-- PROBLEM TO WORK ON --
Repeat each line exactly, leaving nothing out.

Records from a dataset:
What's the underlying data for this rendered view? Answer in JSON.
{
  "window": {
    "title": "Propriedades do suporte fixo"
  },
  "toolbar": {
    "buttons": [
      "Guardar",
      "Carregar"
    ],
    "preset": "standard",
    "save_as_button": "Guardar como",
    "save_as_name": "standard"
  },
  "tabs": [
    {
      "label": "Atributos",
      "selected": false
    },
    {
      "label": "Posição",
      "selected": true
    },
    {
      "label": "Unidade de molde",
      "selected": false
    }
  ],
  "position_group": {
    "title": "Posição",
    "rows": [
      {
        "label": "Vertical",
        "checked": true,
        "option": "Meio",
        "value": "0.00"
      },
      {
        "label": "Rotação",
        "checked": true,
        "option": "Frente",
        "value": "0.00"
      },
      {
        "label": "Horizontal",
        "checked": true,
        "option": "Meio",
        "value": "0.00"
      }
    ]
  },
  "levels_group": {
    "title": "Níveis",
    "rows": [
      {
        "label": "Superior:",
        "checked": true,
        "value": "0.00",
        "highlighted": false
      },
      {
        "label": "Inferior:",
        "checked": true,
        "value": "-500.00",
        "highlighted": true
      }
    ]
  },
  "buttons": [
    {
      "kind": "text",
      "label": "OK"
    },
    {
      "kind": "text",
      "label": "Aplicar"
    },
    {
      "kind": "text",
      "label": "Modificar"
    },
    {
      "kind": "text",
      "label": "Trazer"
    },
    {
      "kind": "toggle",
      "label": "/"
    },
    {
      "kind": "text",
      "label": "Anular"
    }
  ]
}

-- REPLY TO THE EXERCISE --
What's the underlying data for this rendered view? Answer in JSON.
{
  "window": {
    "title": "Propriedades do suporte fixo"
  },
  "toolbar": {
    "buttons": [
      "Guardar",
      "Carregar"
    ],
    "preset": "standard",
    "save_as_button": "Guardar como",
    "save_as_name": "standard"
  },
  "tabs": [
    {
      "label": "Atributos",
      "selected": false
    },
    {
      "label": "Posição",
      "selected": true
    },
    {
      "label": "Unidade de molde",
      "selected": false
    }
  ],
  "position_group": {
    "title": "Posição",
    "rows": [
      {
        "label": "Vertical",
        "checked": true,
        "option": "Meio",
        "value": "0.00"
      },
      {
        "label": "Rotação",
        "checked": true,
        "option": "Frente",
        "value": "0.00"
      },
      {
        "label": "Horizontal",
        "checked": true,
        "option": "Meio",
        "value": "0.00"
      }
    ]
  },
  "levels_group": {
    "title": "Níveis",
    "rows": [
      {
        "label": "Superior:",
        "checked": true,
        "value": "0.00",
        "highlighted": false
      },
      {
        "label": "Inferior:",
        "checked": true,
        "value": "-500.00",
        "highlighted": true
      }
    ]
  },
  "buttons": [
    {
      "kind": "text",
      "label": "OK"
    },
    {
      "kind": "text",
      "label": "Aplicar"
    },
    {
      "kind": "text",
      "label": "Modificar"
    },
    {
      "kind": "text",
      "label": "Trazer"
    },
    {
      "kind": "toggle",
      "label": "/"
    },
    {
      "kind": "text",
      "label": "Anular"
    }
  ]
}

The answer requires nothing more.